▶ **Set task**: Repeat every entry word for word, skipping the pictures.

▶ **Task inputs**:

↓

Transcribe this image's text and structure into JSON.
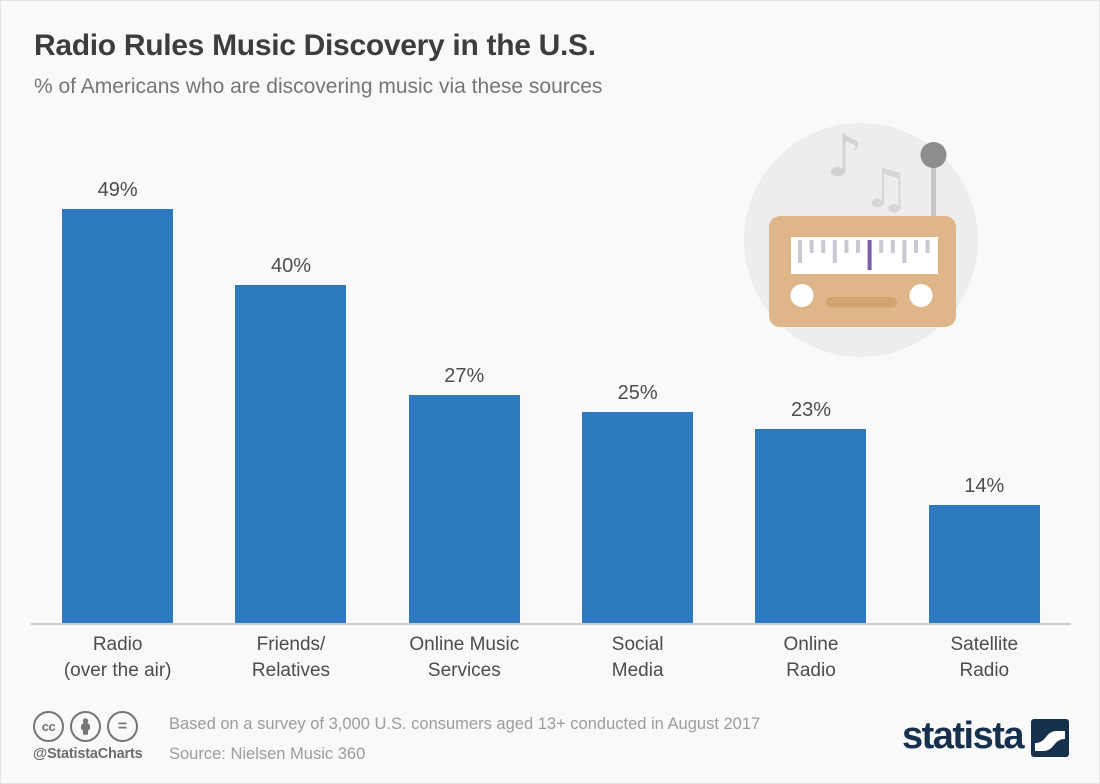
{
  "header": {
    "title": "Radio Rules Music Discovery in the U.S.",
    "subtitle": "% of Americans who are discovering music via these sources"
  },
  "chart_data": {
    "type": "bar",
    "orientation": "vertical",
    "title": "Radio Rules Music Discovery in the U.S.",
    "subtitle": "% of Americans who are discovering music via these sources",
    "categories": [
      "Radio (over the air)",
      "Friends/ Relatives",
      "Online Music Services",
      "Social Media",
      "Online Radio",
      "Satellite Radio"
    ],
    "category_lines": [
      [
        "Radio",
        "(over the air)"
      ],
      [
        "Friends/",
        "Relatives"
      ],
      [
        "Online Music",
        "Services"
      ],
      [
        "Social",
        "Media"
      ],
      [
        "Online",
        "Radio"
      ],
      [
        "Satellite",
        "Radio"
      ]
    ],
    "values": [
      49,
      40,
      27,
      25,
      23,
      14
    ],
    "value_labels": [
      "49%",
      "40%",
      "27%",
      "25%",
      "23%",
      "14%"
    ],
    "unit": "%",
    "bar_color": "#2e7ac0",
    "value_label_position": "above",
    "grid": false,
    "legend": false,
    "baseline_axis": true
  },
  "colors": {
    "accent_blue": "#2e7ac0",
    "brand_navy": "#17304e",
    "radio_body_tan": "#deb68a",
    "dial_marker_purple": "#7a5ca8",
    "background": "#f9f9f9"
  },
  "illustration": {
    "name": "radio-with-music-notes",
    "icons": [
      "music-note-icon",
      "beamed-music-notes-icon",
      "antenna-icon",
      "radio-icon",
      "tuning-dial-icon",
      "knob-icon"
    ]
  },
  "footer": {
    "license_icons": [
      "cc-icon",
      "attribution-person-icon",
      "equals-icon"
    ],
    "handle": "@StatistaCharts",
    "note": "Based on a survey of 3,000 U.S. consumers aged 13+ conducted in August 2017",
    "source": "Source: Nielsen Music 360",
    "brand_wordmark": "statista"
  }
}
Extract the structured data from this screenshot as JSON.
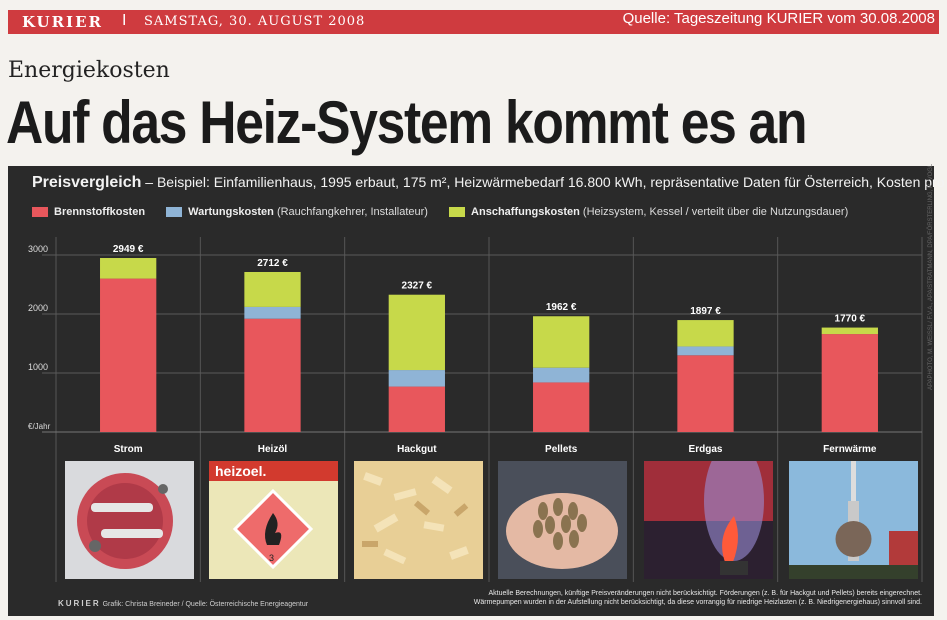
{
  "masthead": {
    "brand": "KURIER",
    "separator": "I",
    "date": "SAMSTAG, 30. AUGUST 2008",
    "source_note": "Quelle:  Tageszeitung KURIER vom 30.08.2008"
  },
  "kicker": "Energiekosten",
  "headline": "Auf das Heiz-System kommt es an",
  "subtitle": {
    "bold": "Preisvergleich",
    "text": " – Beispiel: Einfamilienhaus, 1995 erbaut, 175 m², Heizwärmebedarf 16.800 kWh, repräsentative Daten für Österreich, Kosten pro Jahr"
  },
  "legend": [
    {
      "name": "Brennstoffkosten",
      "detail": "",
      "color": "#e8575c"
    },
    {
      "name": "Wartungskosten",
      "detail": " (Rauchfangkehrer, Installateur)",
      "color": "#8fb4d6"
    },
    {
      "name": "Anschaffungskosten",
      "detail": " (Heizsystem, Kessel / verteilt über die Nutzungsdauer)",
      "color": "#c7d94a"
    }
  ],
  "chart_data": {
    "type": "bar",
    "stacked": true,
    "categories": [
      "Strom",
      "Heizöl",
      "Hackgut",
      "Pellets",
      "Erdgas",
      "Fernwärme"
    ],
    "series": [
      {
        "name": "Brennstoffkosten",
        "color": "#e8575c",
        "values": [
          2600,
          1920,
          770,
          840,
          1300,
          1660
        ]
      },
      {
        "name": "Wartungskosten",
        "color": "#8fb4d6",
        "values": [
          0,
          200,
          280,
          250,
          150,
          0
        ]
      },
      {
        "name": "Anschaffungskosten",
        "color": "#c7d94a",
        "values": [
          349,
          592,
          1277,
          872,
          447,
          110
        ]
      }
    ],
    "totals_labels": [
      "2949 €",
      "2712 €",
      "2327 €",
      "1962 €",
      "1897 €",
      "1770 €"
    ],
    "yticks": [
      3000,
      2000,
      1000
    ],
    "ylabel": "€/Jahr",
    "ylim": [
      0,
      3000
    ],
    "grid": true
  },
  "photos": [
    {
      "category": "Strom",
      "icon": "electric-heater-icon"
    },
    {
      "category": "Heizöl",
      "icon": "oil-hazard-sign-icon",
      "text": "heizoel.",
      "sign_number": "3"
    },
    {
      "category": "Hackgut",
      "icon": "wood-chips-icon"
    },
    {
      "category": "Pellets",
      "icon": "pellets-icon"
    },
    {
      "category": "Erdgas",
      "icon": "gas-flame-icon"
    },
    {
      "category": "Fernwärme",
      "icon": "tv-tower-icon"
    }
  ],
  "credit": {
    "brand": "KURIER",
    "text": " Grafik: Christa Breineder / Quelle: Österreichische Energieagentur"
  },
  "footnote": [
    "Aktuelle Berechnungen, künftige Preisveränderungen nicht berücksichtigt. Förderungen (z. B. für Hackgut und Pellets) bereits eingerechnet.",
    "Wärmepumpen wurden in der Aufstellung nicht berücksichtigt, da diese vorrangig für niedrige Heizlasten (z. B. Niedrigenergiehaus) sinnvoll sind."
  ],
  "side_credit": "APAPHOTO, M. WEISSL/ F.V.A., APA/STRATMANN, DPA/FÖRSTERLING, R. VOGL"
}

↑

▶ **Output of the task**:
Transcribe this image's text and structure into JSON.
{
  "header": {
    "title": "Radio Rules Music Discovery in the U.S.",
    "subtitle": "% of Americans who are discovering music via these sources"
  },
  "chart_data": {
    "type": "bar",
    "orientation": "vertical",
    "title": "Radio Rules Music Discovery in the U.S.",
    "subtitle": "% of Americans who are discovering music via these sources",
    "categories": [
      "Radio (over the air)",
      "Friends/ Relatives",
      "Online Music Services",
      "Social Media",
      "Online Radio",
      "Satellite Radio"
    ],
    "category_lines": [
      [
        "Radio",
        "(over the air)"
      ],
      [
        "Friends/",
        "Relatives"
      ],
      [
        "Online Music",
        "Services"
      ],
      [
        "Social",
        "Media"
      ],
      [
        "Online",
        "Radio"
      ],
      [
        "Satellite",
        "Radio"
      ]
    ],
    "values": [
      49,
      40,
      27,
      25,
      23,
      14
    ],
    "value_labels": [
      "49%",
      "40%",
      "27%",
      "25%",
      "23%",
      "14%"
    ],
    "unit": "%",
    "bar_color": "#2e7ac0",
    "value_label_position": "above",
    "grid": false,
    "legend": false,
    "baseline_axis": true
  },
  "colors": {
    "accent_blue": "#2e7ac0",
    "brand_navy": "#17304e",
    "radio_body_tan": "#deb68a",
    "dial_marker_purple": "#7a5ca8",
    "background": "#f9f9f9"
  },
  "illustration": {
    "name": "radio-with-music-notes",
    "icons": [
      "music-note-icon",
      "beamed-music-notes-icon",
      "antenna-icon",
      "radio-icon",
      "tuning-dial-icon",
      "knob-icon"
    ]
  },
  "footer": {
    "license_icons": [
      "cc-icon",
      "attribution-person-icon",
      "equals-icon"
    ],
    "handle": "@StatistaCharts",
    "note": "Based on a survey of 3,000 U.S. consumers aged 13+ conducted in August 2017",
    "source": "Source: Nielsen Music 360",
    "brand_wordmark": "statista"
  }
}
Extract the structured data from this screenshot as JSON.
{
  "masthead": {
    "brand": "KURIER",
    "separator": "I",
    "date": "SAMSTAG, 30. AUGUST 2008",
    "source_note": "Quelle:  Tageszeitung KURIER vom 30.08.2008"
  },
  "kicker": "Energiekosten",
  "headline": "Auf das Heiz-System kommt es an",
  "subtitle": {
    "bold": "Preisvergleich",
    "text": " – Beispiel: Einfamilienhaus, 1995 erbaut, 175 m², Heizwärmebedarf 16.800 kWh, repräsentative Daten für Österreich, Kosten pro Jahr"
  },
  "legend": [
    {
      "name": "Brennstoffkosten",
      "detail": "",
      "color": "#e8575c"
    },
    {
      "name": "Wartungskosten",
      "detail": " (Rauchfangkehrer, Installateur)",
      "color": "#8fb4d6"
    },
    {
      "name": "Anschaffungskosten",
      "detail": " (Heizsystem, Kessel / verteilt über die Nutzungsdauer)",
      "color": "#c7d94a"
    }
  ],
  "chart_data": {
    "type": "bar",
    "stacked": true,
    "categories": [
      "Strom",
      "Heizöl",
      "Hackgut",
      "Pellets",
      "Erdgas",
      "Fernwärme"
    ],
    "series": [
      {
        "name": "Brennstoffkosten",
        "color": "#e8575c",
        "values": [
          2600,
          1920,
          770,
          840,
          1300,
          1660
        ]
      },
      {
        "name": "Wartungskosten",
        "color": "#8fb4d6",
        "values": [
          0,
          200,
          280,
          250,
          150,
          0
        ]
      },
      {
        "name": "Anschaffungskosten",
        "color": "#c7d94a",
        "values": [
          349,
          592,
          1277,
          872,
          447,
          110
        ]
      }
    ],
    "totals_labels": [
      "2949 €",
      "2712 €",
      "2327 €",
      "1962 €",
      "1897 €",
      "1770 €"
    ],
    "yticks": [
      3000,
      2000,
      1000
    ],
    "ylabel": "€/Jahr",
    "ylim": [
      0,
      3000
    ],
    "grid": true
  },
  "photos": [
    {
      "category": "Strom",
      "icon": "electric-heater-icon"
    },
    {
      "category": "Heizöl",
      "icon": "oil-hazard-sign-icon",
      "text": "heizoel.",
      "sign_number": "3"
    },
    {
      "category": "Hackgut",
      "icon": "wood-chips-icon"
    },
    {
      "category": "Pellets",
      "icon": "pellets-icon"
    },
    {
      "category": "Erdgas",
      "icon": "gas-flame-icon"
    },
    {
      "category": "Fernwärme",
      "icon": "tv-tower-icon"
    }
  ],
  "credit": {
    "brand": "KURIER",
    "text": " Grafik: Christa Breineder / Quelle: Österreichische Energieagentur"
  },
  "footnote": [
    "Aktuelle Berechnungen, künftige Preisveränderungen nicht berücksichtigt. Förderungen (z. B. für Hackgut und Pellets) bereits eingerechnet.",
    "Wärmepumpen wurden in der Aufstellung nicht berücksichtigt, da diese vorrangig für niedrige Heizlasten (z. B. Niedrigenergiehaus) sinnvoll sind."
  ],
  "side_credit": "APAPHOTO, M. WEISSL/ F.V.A., APA/STRATMANN, DPA/FÖRSTERLING, R. VOGL"
}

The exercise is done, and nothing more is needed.